**Direction:**
In the records, from the first line down through the line containing "uispc-logo-mark-footer xyxy=(543,2170,586,2219)", swap "nrf-logo-mark" for "nrf-logo-icon" and write those lines out again with everything else left as it is.

— Start Material for this task —

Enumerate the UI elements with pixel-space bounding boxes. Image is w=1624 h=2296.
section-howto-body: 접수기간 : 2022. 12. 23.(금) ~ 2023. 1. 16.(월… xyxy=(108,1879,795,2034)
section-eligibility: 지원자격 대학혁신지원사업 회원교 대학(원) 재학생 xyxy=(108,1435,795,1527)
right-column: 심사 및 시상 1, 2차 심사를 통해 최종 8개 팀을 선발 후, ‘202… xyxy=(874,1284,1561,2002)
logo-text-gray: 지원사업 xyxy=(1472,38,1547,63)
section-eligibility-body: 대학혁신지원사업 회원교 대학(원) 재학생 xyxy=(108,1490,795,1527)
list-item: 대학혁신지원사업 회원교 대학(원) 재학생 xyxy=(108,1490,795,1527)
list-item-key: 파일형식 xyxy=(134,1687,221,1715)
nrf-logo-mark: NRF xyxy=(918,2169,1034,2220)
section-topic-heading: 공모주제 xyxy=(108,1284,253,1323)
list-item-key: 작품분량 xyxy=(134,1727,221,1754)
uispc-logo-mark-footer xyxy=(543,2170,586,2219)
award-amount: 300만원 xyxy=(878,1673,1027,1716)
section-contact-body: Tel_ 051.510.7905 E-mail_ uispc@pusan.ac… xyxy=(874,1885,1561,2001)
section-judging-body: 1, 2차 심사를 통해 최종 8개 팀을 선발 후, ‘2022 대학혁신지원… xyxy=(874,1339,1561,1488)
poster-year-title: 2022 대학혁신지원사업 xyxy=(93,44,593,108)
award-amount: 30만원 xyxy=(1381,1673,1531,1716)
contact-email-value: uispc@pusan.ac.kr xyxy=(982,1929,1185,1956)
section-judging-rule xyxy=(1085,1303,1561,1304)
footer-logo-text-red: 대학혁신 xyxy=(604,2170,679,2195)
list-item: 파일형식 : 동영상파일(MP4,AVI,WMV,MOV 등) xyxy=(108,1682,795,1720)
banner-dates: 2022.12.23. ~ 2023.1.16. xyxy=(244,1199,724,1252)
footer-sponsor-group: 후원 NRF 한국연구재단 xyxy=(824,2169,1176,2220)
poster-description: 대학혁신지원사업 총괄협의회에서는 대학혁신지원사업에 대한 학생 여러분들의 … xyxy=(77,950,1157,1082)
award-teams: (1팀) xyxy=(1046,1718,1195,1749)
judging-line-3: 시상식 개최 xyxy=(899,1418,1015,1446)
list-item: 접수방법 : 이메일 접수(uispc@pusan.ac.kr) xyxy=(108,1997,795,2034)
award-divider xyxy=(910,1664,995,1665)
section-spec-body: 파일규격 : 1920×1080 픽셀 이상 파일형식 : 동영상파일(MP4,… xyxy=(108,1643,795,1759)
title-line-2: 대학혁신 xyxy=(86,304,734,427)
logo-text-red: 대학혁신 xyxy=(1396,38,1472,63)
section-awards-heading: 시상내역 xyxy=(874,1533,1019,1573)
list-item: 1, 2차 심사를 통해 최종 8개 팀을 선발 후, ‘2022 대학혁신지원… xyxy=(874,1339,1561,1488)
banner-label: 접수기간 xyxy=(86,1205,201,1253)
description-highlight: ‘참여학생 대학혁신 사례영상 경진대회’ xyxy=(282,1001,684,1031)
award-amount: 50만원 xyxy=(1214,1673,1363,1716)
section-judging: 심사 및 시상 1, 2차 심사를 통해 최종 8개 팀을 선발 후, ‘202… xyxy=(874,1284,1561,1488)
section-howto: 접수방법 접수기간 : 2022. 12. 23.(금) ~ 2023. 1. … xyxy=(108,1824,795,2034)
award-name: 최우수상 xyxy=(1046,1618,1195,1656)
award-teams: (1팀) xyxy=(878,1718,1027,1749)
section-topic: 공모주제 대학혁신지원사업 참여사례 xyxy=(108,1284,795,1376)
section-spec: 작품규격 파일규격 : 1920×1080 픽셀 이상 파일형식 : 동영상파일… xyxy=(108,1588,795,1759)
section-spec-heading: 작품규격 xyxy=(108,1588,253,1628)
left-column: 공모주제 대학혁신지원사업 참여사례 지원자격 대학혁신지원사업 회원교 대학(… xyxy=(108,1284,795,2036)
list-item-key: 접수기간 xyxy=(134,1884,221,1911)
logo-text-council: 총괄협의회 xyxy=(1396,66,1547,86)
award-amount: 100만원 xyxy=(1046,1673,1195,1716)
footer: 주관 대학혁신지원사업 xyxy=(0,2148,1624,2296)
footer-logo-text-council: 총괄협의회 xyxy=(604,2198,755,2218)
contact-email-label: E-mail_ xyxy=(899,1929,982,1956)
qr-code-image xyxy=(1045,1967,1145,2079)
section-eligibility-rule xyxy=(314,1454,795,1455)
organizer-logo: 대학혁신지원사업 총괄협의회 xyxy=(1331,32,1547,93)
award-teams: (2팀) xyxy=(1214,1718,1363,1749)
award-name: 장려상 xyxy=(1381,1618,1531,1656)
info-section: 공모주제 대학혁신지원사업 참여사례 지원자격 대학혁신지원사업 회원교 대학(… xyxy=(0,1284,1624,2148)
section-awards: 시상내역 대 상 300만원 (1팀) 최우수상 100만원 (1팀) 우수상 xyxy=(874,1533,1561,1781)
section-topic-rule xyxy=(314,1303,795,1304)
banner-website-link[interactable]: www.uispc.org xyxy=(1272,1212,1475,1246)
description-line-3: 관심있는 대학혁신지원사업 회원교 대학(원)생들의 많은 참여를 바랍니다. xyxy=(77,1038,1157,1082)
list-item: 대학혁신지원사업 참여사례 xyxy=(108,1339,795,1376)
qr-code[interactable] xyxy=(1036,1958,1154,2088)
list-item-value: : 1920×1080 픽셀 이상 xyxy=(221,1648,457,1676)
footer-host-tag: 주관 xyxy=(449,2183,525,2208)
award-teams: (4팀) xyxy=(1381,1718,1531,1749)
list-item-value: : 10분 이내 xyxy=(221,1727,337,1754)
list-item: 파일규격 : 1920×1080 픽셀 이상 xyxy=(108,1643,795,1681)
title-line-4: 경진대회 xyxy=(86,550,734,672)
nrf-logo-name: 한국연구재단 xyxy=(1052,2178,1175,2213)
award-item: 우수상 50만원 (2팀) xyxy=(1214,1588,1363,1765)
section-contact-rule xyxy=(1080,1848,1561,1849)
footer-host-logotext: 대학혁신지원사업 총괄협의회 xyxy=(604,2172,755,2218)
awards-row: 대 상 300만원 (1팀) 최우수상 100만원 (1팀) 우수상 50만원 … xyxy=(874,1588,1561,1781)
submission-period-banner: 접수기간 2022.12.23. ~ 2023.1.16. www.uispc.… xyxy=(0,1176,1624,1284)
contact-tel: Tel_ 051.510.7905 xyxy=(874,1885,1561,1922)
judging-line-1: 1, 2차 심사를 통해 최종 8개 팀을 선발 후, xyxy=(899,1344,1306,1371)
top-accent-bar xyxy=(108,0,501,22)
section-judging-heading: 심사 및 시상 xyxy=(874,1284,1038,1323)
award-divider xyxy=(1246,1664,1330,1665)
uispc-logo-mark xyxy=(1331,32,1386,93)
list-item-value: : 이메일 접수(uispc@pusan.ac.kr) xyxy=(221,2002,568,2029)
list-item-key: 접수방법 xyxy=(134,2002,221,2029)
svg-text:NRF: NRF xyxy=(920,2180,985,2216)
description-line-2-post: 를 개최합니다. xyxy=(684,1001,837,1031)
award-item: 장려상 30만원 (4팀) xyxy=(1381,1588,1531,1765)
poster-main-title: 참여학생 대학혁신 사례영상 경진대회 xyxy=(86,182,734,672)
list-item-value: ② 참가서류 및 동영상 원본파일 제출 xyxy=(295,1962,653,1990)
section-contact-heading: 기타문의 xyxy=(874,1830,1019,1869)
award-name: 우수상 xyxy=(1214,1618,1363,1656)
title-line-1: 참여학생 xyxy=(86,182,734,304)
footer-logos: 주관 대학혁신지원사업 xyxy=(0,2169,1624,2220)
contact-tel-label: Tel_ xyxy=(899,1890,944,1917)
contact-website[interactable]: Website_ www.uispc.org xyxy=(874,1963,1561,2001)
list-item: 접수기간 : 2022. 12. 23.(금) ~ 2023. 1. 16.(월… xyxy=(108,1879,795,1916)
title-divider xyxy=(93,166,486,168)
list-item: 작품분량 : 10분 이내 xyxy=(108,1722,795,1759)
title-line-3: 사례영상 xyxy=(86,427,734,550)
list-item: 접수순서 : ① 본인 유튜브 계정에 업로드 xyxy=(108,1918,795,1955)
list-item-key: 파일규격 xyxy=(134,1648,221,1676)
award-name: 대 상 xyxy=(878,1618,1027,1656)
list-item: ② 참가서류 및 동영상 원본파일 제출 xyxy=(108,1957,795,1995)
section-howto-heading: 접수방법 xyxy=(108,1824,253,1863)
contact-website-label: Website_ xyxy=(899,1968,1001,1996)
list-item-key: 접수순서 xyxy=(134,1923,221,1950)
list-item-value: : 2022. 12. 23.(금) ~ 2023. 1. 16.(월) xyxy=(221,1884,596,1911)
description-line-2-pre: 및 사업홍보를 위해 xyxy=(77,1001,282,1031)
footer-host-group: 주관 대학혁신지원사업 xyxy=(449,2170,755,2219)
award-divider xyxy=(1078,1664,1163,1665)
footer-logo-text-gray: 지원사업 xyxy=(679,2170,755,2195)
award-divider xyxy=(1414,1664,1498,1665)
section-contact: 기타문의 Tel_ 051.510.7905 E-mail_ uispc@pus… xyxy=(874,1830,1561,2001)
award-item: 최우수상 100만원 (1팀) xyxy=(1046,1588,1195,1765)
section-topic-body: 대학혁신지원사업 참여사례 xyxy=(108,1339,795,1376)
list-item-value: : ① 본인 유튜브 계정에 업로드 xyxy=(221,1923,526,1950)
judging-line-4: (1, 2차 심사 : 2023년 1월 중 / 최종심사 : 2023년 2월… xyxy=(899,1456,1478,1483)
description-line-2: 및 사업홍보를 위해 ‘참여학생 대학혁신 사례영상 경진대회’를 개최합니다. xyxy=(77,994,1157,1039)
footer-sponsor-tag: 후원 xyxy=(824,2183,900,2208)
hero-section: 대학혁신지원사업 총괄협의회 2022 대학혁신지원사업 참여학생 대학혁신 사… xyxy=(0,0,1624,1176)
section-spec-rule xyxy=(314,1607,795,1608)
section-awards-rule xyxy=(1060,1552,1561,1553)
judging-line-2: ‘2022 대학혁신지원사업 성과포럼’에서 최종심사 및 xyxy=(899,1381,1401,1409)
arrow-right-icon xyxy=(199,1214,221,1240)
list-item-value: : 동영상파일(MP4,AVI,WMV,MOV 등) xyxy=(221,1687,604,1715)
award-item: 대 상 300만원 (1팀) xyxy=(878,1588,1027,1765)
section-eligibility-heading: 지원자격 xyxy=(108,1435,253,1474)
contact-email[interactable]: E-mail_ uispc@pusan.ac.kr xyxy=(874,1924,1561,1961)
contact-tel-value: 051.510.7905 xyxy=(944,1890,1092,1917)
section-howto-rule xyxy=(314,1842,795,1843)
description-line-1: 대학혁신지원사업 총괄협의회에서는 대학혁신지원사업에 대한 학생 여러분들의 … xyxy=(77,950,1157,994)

— End Material for this task —

**Solution for this exercise:**
Enumerate the UI elements with pixel-space bounding boxes. Image is w=1624 h=2296.
section-howto-body: 접수기간 : 2022. 12. 23.(금) ~ 2023. 1. 16.(월… xyxy=(108,1879,795,2034)
section-eligibility: 지원자격 대학혁신지원사업 회원교 대학(원) 재학생 xyxy=(108,1435,795,1527)
right-column: 심사 및 시상 1, 2차 심사를 통해 최종 8개 팀을 선발 후, ‘202… xyxy=(874,1284,1561,2002)
logo-text-gray: 지원사업 xyxy=(1472,38,1547,63)
section-eligibility-body: 대학혁신지원사업 회원교 대학(원) 재학생 xyxy=(108,1490,795,1527)
list-item: 대학혁신지원사업 회원교 대학(원) 재학생 xyxy=(108,1490,795,1527)
list-item-key: 파일형식 xyxy=(134,1687,221,1715)
nrf-logo-icon: NRF xyxy=(918,2169,1034,2220)
section-topic-heading: 공모주제 xyxy=(108,1284,253,1323)
list-item-key: 작품분량 xyxy=(134,1727,221,1754)
uispc-logo-mark-footer xyxy=(543,2170,586,2219)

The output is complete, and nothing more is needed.